### Aim of the task
Filter the entries below, keeping only lines with the word "核心工艺参数".

* * * * * * * * *

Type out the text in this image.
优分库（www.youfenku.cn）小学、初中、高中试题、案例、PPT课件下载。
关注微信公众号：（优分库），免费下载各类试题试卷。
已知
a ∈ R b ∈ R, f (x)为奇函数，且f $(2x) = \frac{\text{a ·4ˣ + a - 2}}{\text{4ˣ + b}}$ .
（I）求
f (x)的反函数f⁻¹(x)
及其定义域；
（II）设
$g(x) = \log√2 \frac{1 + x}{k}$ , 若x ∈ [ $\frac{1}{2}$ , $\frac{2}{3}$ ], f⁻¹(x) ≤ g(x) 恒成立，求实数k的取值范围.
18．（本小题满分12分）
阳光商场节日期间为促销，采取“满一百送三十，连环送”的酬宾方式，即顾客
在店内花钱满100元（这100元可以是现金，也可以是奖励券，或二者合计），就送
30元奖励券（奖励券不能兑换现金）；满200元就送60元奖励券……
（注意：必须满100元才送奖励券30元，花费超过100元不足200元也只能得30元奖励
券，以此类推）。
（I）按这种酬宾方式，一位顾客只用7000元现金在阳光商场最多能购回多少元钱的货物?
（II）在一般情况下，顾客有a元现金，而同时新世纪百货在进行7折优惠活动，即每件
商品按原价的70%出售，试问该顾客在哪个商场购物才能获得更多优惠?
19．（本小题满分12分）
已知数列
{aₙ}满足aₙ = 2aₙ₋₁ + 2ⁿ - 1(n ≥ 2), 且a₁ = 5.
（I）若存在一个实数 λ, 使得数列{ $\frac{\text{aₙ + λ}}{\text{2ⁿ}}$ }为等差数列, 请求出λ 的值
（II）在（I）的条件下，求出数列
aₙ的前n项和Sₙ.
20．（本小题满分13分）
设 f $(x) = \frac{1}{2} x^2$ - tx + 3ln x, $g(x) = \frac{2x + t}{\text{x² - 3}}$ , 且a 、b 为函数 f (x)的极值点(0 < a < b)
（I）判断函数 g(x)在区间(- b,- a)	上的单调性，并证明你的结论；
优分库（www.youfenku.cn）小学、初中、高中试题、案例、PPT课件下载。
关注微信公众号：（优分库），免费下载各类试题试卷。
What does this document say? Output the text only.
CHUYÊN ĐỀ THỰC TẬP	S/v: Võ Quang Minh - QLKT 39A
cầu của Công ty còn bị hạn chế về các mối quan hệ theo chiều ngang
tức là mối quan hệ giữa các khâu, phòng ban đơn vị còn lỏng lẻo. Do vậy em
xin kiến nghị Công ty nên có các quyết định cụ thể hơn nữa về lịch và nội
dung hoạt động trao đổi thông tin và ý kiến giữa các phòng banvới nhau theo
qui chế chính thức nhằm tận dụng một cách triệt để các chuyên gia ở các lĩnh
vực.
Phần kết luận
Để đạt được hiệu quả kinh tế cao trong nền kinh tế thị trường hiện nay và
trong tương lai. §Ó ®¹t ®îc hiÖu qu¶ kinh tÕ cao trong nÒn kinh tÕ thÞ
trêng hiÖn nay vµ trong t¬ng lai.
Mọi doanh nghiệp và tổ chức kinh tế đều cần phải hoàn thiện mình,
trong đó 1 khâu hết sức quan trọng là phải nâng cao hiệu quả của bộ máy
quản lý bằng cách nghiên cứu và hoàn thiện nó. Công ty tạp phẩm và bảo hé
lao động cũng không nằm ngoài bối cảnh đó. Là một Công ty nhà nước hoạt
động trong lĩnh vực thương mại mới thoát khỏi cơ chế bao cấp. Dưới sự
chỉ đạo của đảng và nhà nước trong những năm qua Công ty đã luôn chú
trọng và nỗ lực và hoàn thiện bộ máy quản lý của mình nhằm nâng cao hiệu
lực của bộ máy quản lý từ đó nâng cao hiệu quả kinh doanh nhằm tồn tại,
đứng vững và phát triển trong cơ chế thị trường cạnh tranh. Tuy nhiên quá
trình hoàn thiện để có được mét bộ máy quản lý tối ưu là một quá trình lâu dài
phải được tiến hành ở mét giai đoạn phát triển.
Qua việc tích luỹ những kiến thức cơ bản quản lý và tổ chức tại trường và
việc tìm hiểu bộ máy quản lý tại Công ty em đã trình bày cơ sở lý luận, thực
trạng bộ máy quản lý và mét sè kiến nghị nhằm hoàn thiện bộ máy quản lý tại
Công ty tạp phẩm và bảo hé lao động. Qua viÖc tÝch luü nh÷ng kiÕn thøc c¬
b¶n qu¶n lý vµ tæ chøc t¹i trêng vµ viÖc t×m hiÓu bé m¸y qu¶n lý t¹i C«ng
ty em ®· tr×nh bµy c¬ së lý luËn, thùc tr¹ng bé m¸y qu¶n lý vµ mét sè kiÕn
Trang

* * * * * * * * *

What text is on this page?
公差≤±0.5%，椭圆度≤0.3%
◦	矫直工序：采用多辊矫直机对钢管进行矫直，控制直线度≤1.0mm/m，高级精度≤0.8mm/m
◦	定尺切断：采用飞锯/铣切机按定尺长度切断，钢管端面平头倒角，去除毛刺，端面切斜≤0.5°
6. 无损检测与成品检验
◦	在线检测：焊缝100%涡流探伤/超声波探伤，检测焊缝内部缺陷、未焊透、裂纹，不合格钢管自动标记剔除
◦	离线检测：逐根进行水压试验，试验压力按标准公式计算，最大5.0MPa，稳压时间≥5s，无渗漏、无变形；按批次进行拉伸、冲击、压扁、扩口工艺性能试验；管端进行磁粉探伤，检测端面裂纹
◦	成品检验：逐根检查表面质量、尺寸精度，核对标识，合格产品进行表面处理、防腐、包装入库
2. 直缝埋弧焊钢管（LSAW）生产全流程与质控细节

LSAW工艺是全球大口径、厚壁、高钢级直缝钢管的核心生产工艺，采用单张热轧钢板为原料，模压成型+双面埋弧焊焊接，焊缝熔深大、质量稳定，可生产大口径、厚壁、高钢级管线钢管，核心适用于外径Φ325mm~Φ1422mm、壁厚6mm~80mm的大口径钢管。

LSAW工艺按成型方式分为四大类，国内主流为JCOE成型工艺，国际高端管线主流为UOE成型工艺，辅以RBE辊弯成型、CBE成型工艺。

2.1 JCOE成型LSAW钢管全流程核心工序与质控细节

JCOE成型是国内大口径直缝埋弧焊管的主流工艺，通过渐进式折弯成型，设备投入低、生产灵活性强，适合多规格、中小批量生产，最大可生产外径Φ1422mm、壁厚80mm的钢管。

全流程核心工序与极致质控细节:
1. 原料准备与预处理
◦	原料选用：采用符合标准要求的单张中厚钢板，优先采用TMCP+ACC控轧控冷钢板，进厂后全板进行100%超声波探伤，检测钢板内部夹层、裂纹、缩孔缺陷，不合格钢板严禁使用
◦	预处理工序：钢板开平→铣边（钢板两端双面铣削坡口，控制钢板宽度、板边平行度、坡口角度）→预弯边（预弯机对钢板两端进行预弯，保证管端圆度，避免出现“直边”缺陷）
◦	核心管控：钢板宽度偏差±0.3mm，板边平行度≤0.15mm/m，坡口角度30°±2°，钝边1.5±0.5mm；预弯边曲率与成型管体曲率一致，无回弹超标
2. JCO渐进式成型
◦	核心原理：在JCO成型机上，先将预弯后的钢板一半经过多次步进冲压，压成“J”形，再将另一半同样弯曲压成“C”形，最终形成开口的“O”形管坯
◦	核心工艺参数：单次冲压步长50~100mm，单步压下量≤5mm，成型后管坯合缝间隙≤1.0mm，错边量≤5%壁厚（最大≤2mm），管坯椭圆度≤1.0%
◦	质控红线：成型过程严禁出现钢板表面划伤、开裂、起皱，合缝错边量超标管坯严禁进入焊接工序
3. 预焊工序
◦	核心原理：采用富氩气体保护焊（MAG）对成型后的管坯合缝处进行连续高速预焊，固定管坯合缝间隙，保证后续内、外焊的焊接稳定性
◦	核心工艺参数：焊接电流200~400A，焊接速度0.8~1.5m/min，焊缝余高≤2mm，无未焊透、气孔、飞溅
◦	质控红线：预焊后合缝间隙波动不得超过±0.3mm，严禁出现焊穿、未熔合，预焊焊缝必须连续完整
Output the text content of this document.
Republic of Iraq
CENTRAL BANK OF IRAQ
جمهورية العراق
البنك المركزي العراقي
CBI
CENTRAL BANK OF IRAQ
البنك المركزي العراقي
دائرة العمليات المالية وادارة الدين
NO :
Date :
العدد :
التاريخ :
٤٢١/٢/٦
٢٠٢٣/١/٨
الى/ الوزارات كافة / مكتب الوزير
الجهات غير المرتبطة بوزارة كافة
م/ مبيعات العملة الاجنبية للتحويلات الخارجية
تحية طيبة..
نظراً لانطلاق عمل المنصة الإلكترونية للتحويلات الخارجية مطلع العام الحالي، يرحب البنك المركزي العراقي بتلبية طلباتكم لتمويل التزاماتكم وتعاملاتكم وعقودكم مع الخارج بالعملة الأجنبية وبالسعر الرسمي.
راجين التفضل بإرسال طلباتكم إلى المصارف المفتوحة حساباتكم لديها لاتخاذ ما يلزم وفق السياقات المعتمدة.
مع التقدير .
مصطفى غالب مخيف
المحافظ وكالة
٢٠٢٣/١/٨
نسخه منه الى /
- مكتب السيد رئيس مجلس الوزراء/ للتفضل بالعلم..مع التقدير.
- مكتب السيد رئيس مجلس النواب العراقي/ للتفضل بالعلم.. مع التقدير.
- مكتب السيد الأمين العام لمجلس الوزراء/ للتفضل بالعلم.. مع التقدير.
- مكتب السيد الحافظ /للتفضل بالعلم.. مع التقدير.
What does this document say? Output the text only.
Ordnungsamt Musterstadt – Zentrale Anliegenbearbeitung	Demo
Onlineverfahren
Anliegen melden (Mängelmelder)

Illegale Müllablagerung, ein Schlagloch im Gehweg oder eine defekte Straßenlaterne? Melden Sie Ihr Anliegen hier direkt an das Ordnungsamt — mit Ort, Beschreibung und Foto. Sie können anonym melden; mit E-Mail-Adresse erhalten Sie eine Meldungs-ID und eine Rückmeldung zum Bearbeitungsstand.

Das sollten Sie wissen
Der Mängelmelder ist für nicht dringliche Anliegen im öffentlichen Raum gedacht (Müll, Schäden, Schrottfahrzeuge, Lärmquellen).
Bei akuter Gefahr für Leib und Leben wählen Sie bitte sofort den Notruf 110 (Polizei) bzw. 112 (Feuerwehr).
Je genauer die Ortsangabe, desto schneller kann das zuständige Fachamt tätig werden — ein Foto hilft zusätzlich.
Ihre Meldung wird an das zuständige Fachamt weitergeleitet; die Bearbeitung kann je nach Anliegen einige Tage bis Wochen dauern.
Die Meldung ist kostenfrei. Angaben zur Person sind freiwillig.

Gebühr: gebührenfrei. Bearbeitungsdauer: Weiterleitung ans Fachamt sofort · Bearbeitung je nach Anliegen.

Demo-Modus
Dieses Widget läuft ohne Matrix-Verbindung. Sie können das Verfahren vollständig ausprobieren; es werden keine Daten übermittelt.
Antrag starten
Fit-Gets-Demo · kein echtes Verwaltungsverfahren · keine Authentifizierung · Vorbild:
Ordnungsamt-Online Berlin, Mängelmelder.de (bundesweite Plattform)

* * * * * * * * *

### Task result
◦	核心工艺参数：单次冲压步长50~100mm，单步压下量≤5mm，成型后管坯合缝间隙≤1.0mm，错边量≤5%壁厚（最大≤2mm），管坯椭圆度≤1.0%
◦	核心工艺参数：焊接电流200~400A，焊接速度0.8~1.5m/min，焊缝余高≤2mm，无未焊透、气孔、飞溅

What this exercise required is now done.